Read the listing below and copy out every line that holds "exact".

════════

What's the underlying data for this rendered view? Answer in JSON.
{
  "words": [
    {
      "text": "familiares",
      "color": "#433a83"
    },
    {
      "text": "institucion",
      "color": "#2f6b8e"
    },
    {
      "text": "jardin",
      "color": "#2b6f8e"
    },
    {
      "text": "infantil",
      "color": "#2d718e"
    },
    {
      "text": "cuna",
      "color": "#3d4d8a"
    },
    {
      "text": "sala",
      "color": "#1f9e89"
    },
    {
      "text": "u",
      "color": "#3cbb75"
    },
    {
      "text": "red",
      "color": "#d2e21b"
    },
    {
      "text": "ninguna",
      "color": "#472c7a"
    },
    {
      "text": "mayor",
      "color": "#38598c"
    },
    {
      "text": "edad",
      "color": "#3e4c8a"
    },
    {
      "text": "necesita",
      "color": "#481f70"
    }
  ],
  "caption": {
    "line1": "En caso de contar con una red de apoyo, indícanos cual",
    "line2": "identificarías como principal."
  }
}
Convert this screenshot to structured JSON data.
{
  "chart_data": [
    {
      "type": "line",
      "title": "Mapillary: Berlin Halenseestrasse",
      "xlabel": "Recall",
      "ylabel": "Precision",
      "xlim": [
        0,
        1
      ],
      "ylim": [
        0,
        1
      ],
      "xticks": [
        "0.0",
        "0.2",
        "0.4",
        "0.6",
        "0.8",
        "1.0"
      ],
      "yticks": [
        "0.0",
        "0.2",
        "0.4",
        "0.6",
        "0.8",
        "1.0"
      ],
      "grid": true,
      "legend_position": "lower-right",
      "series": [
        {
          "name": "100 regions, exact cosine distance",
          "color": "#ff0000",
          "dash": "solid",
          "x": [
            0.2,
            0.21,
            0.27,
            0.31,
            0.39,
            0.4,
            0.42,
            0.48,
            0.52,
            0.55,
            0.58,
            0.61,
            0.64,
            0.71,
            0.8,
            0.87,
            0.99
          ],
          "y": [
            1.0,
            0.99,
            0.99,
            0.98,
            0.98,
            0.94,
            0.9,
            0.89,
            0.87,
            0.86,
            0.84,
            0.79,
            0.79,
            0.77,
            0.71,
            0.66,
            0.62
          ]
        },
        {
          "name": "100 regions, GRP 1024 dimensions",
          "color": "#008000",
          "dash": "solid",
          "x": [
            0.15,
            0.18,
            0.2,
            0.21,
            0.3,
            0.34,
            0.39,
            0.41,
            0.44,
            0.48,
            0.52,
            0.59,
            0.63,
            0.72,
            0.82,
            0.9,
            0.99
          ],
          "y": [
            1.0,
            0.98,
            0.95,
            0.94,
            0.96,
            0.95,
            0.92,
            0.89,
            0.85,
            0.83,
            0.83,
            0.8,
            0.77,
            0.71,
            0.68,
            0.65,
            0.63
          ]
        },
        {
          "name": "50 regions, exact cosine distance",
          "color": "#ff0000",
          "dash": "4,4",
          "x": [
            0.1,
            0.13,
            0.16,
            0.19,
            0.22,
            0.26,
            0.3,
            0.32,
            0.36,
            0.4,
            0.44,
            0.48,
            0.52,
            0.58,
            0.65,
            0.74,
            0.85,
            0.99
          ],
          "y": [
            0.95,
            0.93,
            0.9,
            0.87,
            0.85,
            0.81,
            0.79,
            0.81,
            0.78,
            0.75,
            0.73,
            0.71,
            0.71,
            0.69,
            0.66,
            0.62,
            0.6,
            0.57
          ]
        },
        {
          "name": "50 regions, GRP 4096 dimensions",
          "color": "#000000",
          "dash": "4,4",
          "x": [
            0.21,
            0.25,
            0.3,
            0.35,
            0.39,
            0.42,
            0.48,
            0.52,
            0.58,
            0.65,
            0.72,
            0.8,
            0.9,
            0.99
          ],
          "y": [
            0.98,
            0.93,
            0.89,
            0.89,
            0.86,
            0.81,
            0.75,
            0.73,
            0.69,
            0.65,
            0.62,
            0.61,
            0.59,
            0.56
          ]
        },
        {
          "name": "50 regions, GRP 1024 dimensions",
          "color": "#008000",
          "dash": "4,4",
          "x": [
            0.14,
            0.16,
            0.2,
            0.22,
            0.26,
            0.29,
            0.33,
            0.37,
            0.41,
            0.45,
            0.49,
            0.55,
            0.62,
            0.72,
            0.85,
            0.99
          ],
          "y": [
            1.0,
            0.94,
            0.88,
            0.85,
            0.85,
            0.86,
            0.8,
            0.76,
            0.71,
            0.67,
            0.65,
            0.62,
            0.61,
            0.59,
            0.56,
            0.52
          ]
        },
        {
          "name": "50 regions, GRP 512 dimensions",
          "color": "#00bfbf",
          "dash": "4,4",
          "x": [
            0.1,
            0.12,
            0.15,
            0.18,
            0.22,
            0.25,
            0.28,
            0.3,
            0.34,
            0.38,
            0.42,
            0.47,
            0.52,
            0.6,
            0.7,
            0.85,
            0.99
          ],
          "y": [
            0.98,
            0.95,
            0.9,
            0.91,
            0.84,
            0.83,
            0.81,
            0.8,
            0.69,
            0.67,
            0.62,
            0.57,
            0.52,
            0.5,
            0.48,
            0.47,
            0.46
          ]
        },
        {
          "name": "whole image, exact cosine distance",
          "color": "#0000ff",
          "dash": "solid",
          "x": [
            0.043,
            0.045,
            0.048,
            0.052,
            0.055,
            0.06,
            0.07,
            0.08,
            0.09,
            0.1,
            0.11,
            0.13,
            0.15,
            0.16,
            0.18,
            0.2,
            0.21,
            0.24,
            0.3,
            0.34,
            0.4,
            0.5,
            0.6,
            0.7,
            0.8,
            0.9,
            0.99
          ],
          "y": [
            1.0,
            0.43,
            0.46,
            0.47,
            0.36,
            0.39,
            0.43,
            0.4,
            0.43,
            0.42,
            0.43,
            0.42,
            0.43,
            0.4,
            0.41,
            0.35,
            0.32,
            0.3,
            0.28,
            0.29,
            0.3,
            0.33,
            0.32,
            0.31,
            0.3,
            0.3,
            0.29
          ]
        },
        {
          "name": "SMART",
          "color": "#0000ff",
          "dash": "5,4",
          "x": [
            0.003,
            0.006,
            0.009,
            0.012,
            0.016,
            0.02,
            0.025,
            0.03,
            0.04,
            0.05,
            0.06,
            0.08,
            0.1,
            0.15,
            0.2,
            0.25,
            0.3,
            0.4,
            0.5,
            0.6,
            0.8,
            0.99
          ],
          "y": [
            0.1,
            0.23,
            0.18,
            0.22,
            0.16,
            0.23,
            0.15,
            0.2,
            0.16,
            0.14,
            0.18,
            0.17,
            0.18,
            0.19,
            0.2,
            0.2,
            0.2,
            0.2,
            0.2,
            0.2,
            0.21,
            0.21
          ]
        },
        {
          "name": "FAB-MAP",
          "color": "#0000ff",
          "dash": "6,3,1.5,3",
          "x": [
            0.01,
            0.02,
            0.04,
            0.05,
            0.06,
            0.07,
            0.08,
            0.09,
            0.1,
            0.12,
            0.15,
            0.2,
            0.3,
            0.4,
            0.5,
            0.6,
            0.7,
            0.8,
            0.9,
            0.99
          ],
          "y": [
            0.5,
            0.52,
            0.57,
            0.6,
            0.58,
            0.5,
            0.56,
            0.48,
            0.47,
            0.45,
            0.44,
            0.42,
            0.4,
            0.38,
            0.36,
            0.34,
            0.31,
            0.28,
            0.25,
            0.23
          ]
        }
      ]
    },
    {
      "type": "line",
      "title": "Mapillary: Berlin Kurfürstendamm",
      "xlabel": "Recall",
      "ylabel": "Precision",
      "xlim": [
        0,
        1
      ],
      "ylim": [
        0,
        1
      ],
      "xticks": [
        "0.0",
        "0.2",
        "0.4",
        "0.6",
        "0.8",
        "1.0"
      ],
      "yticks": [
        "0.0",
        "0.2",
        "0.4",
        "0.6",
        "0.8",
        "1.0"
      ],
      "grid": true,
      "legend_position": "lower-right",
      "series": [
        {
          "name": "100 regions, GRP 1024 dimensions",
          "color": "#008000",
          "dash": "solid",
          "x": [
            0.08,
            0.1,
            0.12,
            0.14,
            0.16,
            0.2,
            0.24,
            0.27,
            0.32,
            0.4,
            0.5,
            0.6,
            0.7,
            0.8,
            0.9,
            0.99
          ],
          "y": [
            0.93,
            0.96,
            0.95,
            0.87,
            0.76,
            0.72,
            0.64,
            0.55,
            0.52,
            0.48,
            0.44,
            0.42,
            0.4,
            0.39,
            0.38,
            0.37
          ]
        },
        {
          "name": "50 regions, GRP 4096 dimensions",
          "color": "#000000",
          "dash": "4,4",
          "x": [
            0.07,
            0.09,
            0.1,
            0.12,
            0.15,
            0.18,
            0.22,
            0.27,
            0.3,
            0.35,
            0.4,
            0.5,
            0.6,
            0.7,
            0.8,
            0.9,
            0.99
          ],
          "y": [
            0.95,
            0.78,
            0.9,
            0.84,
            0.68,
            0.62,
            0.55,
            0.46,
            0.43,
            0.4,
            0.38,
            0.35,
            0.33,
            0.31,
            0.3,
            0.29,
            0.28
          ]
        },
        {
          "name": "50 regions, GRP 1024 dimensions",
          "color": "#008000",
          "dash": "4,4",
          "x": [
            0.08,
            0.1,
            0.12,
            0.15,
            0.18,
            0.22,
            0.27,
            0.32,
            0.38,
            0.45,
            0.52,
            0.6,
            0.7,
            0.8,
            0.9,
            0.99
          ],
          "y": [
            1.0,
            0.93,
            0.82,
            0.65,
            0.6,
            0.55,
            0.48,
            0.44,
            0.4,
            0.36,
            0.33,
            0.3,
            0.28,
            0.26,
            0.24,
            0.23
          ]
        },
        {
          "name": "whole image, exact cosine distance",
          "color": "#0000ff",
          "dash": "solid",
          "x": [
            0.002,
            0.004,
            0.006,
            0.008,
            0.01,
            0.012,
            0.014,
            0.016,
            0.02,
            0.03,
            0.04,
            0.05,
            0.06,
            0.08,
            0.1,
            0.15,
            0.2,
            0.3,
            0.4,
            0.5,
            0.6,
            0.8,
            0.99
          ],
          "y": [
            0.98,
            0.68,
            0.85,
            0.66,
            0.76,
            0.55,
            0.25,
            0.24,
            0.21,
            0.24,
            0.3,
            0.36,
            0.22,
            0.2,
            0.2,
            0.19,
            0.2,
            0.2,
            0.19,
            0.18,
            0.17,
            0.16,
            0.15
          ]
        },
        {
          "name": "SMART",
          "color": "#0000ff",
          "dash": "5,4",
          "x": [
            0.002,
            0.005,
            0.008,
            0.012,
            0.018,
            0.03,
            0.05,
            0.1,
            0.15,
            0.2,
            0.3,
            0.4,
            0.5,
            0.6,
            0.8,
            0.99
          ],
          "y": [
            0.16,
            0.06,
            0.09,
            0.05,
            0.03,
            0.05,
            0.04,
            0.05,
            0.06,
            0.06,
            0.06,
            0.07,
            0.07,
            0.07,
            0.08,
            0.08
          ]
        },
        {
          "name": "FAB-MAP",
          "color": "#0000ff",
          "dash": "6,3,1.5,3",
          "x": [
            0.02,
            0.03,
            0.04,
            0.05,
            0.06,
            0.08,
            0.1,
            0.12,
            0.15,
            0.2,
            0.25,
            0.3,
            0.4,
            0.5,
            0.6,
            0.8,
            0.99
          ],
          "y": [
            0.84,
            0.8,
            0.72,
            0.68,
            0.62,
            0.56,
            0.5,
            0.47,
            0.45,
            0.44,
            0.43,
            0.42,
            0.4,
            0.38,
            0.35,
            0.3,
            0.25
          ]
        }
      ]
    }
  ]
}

════════

(Exercise answer):
          "name": "100 regions, exact cosine distance",
          "name": "50 regions, exact cosine distance",
          "name": "whole image, exact cosine distance",
          "name": "whole image, exact cosine distance",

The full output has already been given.